Problem
All of the entries need to be written out again, exactly as they are.

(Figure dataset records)
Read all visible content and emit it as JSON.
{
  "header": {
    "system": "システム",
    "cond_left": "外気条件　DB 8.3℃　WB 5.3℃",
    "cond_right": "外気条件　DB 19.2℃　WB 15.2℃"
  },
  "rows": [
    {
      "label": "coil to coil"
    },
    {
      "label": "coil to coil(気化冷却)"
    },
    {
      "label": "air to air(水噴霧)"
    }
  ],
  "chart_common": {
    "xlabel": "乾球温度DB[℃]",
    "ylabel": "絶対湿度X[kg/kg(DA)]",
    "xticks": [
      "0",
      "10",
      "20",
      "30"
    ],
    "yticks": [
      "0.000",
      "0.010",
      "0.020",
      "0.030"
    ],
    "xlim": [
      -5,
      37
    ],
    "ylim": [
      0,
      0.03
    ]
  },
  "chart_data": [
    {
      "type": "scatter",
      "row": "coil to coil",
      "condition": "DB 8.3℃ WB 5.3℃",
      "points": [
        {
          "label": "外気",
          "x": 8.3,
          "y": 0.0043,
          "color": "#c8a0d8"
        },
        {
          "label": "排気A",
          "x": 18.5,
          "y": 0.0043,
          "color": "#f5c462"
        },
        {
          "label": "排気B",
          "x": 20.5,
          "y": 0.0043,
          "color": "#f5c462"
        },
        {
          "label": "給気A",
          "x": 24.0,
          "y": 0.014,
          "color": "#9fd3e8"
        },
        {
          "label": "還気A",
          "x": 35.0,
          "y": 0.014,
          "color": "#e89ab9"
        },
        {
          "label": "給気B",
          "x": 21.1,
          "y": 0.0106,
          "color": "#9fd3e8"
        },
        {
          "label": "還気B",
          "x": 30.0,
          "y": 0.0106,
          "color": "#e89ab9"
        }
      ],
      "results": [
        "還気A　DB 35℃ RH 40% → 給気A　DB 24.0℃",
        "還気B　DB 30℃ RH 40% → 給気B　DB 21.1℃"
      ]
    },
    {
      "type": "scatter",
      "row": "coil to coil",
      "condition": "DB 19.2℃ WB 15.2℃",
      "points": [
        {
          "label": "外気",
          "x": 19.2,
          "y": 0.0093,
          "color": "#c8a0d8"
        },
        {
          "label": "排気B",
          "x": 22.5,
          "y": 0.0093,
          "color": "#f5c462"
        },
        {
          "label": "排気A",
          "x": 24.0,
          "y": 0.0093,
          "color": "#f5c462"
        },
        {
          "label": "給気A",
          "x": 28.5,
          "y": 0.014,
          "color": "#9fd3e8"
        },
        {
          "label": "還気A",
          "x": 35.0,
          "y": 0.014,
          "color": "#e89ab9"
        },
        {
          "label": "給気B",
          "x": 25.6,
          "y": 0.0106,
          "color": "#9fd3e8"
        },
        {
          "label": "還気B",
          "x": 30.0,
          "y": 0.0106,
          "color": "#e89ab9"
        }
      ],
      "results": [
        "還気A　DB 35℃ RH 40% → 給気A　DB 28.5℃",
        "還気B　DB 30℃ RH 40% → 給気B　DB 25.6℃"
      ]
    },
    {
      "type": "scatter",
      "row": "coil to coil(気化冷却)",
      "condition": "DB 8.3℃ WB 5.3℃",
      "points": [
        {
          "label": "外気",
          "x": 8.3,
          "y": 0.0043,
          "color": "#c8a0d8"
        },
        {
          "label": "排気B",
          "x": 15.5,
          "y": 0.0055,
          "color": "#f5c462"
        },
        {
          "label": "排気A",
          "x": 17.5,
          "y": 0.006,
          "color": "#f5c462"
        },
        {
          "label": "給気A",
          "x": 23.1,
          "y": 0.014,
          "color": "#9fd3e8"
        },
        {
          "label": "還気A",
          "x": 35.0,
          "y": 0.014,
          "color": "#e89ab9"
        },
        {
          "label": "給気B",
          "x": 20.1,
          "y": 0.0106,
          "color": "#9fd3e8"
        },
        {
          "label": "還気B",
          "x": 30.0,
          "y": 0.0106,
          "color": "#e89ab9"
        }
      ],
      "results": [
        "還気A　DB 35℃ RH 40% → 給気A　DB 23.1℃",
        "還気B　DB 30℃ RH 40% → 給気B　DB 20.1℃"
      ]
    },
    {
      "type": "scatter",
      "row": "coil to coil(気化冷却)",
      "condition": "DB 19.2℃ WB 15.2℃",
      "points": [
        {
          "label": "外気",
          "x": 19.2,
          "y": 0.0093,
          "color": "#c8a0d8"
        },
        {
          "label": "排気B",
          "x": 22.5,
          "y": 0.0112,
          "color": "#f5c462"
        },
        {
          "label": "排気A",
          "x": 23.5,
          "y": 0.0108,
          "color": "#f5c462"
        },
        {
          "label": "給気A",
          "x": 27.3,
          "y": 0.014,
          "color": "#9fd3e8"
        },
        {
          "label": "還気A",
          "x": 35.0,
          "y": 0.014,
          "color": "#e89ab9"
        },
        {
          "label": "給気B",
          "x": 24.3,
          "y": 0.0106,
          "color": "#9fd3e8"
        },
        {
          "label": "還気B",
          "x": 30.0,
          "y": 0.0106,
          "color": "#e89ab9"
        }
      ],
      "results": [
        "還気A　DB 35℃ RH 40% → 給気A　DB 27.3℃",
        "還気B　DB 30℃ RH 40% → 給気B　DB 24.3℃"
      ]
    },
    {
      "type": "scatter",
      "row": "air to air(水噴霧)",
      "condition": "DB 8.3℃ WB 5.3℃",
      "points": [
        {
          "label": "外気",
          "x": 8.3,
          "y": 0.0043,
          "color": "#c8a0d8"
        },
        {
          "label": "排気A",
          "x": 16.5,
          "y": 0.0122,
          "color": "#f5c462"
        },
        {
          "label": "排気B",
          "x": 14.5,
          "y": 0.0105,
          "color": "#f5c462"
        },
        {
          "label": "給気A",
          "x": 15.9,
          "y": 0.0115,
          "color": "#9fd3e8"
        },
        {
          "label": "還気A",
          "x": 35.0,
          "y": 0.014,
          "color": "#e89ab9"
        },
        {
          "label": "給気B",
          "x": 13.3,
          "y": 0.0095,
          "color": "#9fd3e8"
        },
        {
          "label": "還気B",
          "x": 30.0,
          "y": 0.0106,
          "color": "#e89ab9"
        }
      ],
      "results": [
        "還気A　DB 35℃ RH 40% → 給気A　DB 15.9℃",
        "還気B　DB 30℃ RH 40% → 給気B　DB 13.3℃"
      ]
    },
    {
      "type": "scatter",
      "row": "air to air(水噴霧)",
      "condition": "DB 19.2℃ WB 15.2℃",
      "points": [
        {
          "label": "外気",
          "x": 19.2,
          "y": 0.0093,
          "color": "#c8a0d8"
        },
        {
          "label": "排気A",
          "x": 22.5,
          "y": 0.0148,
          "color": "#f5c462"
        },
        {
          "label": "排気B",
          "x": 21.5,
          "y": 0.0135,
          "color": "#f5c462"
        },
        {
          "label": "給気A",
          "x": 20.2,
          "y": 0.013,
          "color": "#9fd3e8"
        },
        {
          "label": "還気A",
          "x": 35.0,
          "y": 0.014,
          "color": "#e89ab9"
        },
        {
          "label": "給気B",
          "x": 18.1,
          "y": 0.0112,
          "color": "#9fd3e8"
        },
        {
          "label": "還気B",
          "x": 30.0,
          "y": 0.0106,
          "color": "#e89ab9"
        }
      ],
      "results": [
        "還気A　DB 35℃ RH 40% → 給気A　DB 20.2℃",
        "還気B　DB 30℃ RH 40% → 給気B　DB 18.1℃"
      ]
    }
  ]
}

Output for this task
Read all visible content and emit it as JSON.
{
  "header": {
    "system": "システム",
    "cond_left": "外気条件　DB 8.3℃　WB 5.3℃",
    "cond_right": "外気条件　DB 19.2℃　WB 15.2℃"
  },
  "rows": [
    {
      "label": "coil to coil"
    },
    {
      "label": "coil to coil(気化冷却)"
    },
    {
      "label": "air to air(水噴霧)"
    }
  ],
  "chart_common": {
    "xlabel": "乾球温度DB[℃]",
    "ylabel": "絶対湿度X[kg/kg(DA)]",
    "xticks": [
      "0",
      "10",
      "20",
      "30"
    ],
    "yticks": [
      "0.000",
      "0.010",
      "0.020",
      "0.030"
    ],
    "xlim": [
      -5,
      37
    ],
    "ylim": [
      0,
      0.03
    ]
  },
  "chart_data": [
    {
      "type": "scatter",
      "row": "coil to coil",
      "condition": "DB 8.3℃ WB 5.3℃",
      "points": [
        {
          "label": "外気",
          "x": 8.3,
          "y": 0.0043,
          "color": "#c8a0d8"
        },
        {
          "label": "排気A",
          "x": 18.5,
          "y": 0.0043,
          "color": "#f5c462"
        },
        {
          "label": "排気B",
          "x": 20.5,
          "y": 0.0043,
          "color": "#f5c462"
        },
        {
          "label": "給気A",
          "x": 24.0,
          "y": 0.014,
          "color": "#9fd3e8"
        },
        {
          "label": "還気A",
          "x": 35.0,
          "y": 0.014,
          "color": "#e89ab9"
        },
        {
          "label": "給気B",
          "x": 21.1,
          "y": 0.0106,
          "color": "#9fd3e8"
        },
        {
          "label": "還気B",
          "x": 30.0,
          "y": 0.0106,
          "color": "#e89ab9"
        }
      ],
      "results": [
        "還気A　DB 35℃ RH 40% → 給気A　DB 24.0℃",
        "還気B　DB 30℃ RH 40% → 給気B　DB 21.1℃"
      ]
    },
    {
      "type": "scatter",
      "row": "coil to coil",
      "condition": "DB 19.2℃ WB 15.2℃",
      "points": [
        {
          "label": "外気",
          "x": 19.2,
          "y": 0.0093,
          "color": "#c8a0d8"
        },
        {
          "label": "排気B",
          "x": 22.5,
          "y": 0.0093,
          "color": "#f5c462"
        },
        {
          "label": "排気A",
          "x": 24.0,
          "y": 0.0093,
          "color": "#f5c462"
        },
        {
          "label": "給気A",
          "x": 28.5,
          "y": 0.014,
          "color": "#9fd3e8"
        },
        {
          "label": "還気A",
          "x": 35.0,
          "y": 0.014,
          "color": "#e89ab9"
        },
        {
          "label": "給気B",
          "x": 25.6,
          "y": 0.0106,
          "color": "#9fd3e8"
        },
        {
          "label": "還気B",
          "x": 30.0,
          "y": 0.0106,
          "color": "#e89ab9"
        }
      ],
      "results": [
        "還気A　DB 35℃ RH 40% → 給気A　DB 28.5℃",
        "還気B　DB 30℃ RH 40% → 給気B　DB 25.6℃"
      ]
    },
    {
      "type": "scatter",
      "row": "coil to coil(気化冷却)",
      "condition": "DB 8.3℃ WB 5.3℃",
      "points": [
        {
          "label": "外気",
          "x": 8.3,
          "y": 0.0043,
          "color": "#c8a0d8"
        },
        {
          "label": "排気B",
          "x": 15.5,
          "y": 0.0055,
          "color": "#f5c462"
        },
        {
          "label": "排気A",
          "x": 17.5,
          "y": 0.006,
          "color": "#f5c462"
        },
        {
          "label": "給気A",
          "x": 23.1,
          "y": 0.014,
          "color": "#9fd3e8"
        },
        {
          "label": "還気A",
          "x": 35.0,
          "y": 0.014,
          "color": "#e89ab9"
        },
        {
          "label": "給気B",
          "x": 20.1,
          "y": 0.0106,
          "color": "#9fd3e8"
        },
        {
          "label": "還気B",
          "x": 30.0,
          "y": 0.0106,
          "color": "#e89ab9"
        }
      ],
      "results": [
        "還気A　DB 35℃ RH 40% → 給気A　DB 23.1℃",
        "還気B　DB 30℃ RH 40% → 給気B　DB 20.1℃"
      ]
    },
    {
      "type": "scatter",
      "row": "coil to coil(気化冷却)",
      "condition": "DB 19.2℃ WB 15.2℃",
      "points": [
        {
          "label": "外気",
          "x": 19.2,
          "y": 0.0093,
          "color": "#c8a0d8"
        },
        {
          "label": "排気B",
          "x": 22.5,
          "y": 0.0112,
          "color": "#f5c462"
        },
        {
          "label": "排気A",
          "x": 23.5,
          "y": 0.0108,
          "color": "#f5c462"
        },
        {
          "label": "給気A",
          "x": 27.3,
          "y": 0.014,
          "color": "#9fd3e8"
        },
        {
          "label": "還気A",
          "x": 35.0,
          "y": 0.014,
          "color": "#e89ab9"
        },
        {
          "label": "給気B",
          "x": 24.3,
          "y": 0.0106,
          "color": "#9fd3e8"
        },
        {
          "label": "還気B",
          "x": 30.0,
          "y": 0.0106,
          "color": "#e89ab9"
        }
      ],
      "results": [
        "還気A　DB 35℃ RH 40% → 給気A　DB 27.3℃",
        "還気B　DB 30℃ RH 40% → 給気B　DB 24.3℃"
      ]
    },
    {
      "type": "scatter",
      "row": "air to air(水噴霧)",
      "condition": "DB 8.3℃ WB 5.3℃",
      "points": [
        {
          "label": "外気",
          "x": 8.3,
          "y": 0.0043,
          "color": "#c8a0d8"
        },
        {
          "label": "排気A",
          "x": 16.5,
          "y": 0.0122,
          "color": "#f5c462"
        },
        {
          "label": "排気B",
          "x": 14.5,
          "y": 0.0105,
          "color": "#f5c462"
        },
        {
          "label": "給気A",
          "x": 15.9,
          "y": 0.0115,
          "color": "#9fd3e8"
        },
        {
          "label": "還気A",
          "x": 35.0,
          "y": 0.014,
          "color": "#e89ab9"
        },
        {
          "label": "給気B",
          "x": 13.3,
          "y": 0.0095,
          "color": "#9fd3e8"
        },
        {
          "label": "還気B",
          "x": 30.0,
          "y": 0.0106,
          "color": "#e89ab9"
        }
      ],
      "results": [
        "還気A　DB 35℃ RH 40% → 給気A　DB 15.9℃",
        "還気B　DB 30℃ RH 40% → 給気B　DB 13.3℃"
      ]
    },
    {
      "type": "scatter",
      "row": "air to air(水噴霧)",
      "condition": "DB 19.2℃ WB 15.2℃",
      "points": [
        {
          "label": "外気",
          "x": 19.2,
          "y": 0.0093,
          "color": "#c8a0d8"
        },
        {
          "label": "排気A",
          "x": 22.5,
          "y": 0.0148,
          "color": "#f5c462"
        },
        {
          "label": "排気B",
          "x": 21.5,
          "y": 0.0135,
          "color": "#f5c462"
        },
        {
          "label": "給気A",
          "x": 20.2,
          "y": 0.013,
          "color": "#9fd3e8"
        },
        {
          "label": "還気A",
          "x": 35.0,
          "y": 0.014,
          "color": "#e89ab9"
        },
        {
          "label": "給気B",
          "x": 18.1,
          "y": 0.0112,
          "color": "#9fd3e8"
        },
        {
          "label": "還気B",
          "x": 30.0,
          "y": 0.0106,
          "color": "#e89ab9"
        }
      ],
      "results": [
        "還気A　DB 35℃ RH 40% → 給気A　DB 20.2℃",
        "還気B　DB 30℃ RH 40% → 給気B　DB 18.1℃"
      ]
    }
  ]
}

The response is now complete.